§ **CHALLENGE**:
Go through the listing below and gather every line with the word "闭合开关".

═══ RECORDS FOR THE EXERCISE

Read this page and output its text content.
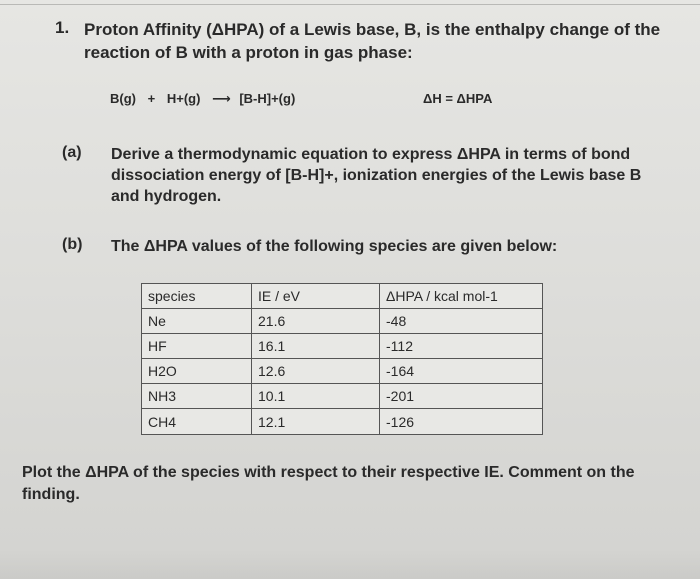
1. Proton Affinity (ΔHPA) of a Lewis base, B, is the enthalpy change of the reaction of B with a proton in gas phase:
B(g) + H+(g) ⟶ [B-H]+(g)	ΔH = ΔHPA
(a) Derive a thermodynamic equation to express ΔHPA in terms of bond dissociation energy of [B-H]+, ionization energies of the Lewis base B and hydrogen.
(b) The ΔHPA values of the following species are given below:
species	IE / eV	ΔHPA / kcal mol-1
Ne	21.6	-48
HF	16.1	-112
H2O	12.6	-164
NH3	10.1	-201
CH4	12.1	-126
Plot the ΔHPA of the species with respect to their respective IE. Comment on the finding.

══════
═══ RECORDS FOR THE EXERCISE

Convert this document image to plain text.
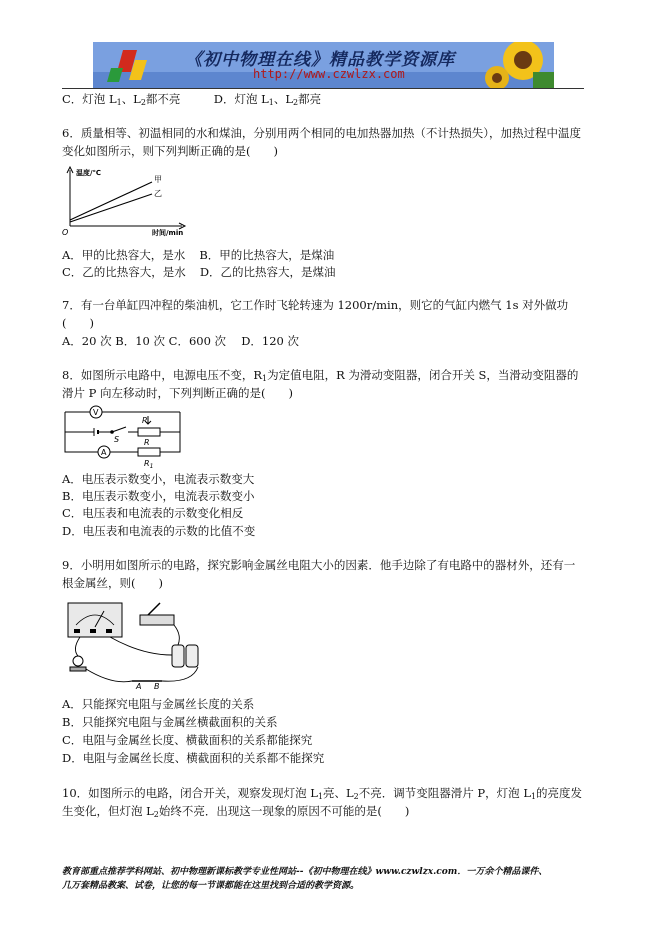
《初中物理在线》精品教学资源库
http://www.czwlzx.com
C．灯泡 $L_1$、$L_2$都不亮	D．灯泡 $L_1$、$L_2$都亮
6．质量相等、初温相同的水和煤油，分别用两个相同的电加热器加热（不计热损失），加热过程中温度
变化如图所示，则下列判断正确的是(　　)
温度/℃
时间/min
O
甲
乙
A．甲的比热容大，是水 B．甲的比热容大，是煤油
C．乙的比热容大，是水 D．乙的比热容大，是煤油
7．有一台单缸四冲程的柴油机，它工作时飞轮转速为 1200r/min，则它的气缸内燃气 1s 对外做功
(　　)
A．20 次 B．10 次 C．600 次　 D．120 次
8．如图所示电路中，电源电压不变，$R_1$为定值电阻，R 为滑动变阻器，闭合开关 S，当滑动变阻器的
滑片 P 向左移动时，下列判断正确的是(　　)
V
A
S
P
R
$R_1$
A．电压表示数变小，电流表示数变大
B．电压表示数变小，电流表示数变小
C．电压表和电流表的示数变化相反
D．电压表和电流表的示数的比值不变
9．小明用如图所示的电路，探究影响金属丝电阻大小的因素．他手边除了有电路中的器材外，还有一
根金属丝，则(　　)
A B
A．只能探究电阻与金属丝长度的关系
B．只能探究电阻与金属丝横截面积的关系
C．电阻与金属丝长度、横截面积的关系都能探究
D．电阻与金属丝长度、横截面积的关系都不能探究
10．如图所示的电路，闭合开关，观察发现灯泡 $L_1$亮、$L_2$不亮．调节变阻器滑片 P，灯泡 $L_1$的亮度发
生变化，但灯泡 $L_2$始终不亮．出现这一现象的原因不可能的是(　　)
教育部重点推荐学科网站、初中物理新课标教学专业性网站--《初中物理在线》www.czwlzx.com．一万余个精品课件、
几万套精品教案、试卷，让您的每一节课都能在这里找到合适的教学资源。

══════
═══ RECORDS FOR THE EXERCISE

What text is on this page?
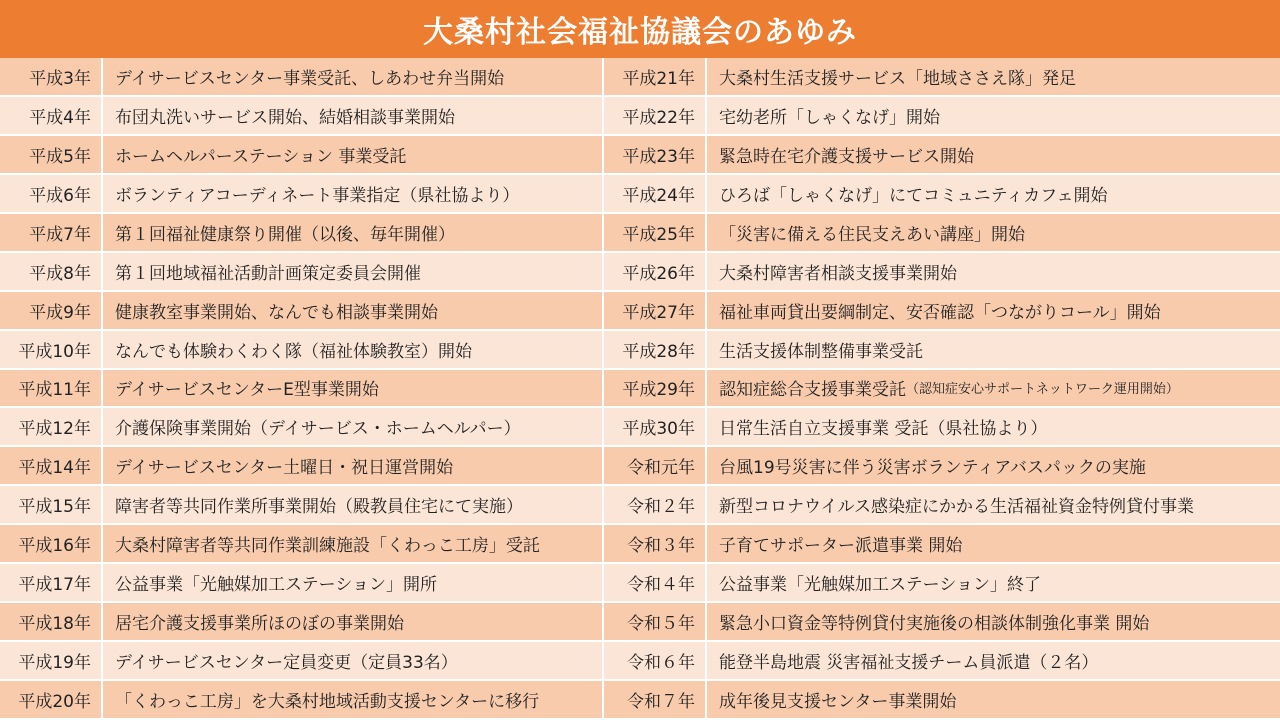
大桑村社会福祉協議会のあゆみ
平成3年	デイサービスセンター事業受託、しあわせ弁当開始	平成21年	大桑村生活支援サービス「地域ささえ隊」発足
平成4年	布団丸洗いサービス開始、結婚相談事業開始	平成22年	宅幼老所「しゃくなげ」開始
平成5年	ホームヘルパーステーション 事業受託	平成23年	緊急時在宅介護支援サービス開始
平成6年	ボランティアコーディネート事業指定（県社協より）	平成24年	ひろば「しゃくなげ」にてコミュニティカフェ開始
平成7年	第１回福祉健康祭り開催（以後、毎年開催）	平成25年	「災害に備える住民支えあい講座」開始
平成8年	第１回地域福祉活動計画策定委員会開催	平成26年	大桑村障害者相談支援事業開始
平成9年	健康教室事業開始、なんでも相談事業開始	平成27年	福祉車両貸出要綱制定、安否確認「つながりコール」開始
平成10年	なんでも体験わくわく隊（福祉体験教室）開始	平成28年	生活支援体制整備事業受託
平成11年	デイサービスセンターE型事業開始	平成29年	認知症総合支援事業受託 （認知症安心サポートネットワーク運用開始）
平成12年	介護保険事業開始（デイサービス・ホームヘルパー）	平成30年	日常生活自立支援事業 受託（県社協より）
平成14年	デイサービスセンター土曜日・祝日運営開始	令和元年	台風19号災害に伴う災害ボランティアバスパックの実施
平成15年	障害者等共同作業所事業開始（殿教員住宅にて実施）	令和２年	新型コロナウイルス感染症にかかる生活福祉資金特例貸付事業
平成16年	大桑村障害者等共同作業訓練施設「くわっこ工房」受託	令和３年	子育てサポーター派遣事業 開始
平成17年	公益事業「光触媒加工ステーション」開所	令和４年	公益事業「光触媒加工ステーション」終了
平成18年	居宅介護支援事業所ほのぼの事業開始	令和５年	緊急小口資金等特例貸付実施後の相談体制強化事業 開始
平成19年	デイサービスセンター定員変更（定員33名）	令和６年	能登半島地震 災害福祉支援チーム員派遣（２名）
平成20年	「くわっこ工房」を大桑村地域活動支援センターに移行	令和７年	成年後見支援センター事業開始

══════

§ **WRITTEN SOLUTION**:
8．如图所示电路中，电源电压不变，$R_1$为定值电阻，R 为滑动变阻器，闭合开关 S，当滑动变阻器的
10．如图所示的电路，闭合开关，观察发现灯泡 $L_1$亮、$L_2$不亮．调节变阻器滑片 P，灯泡 $L_1$的亮度发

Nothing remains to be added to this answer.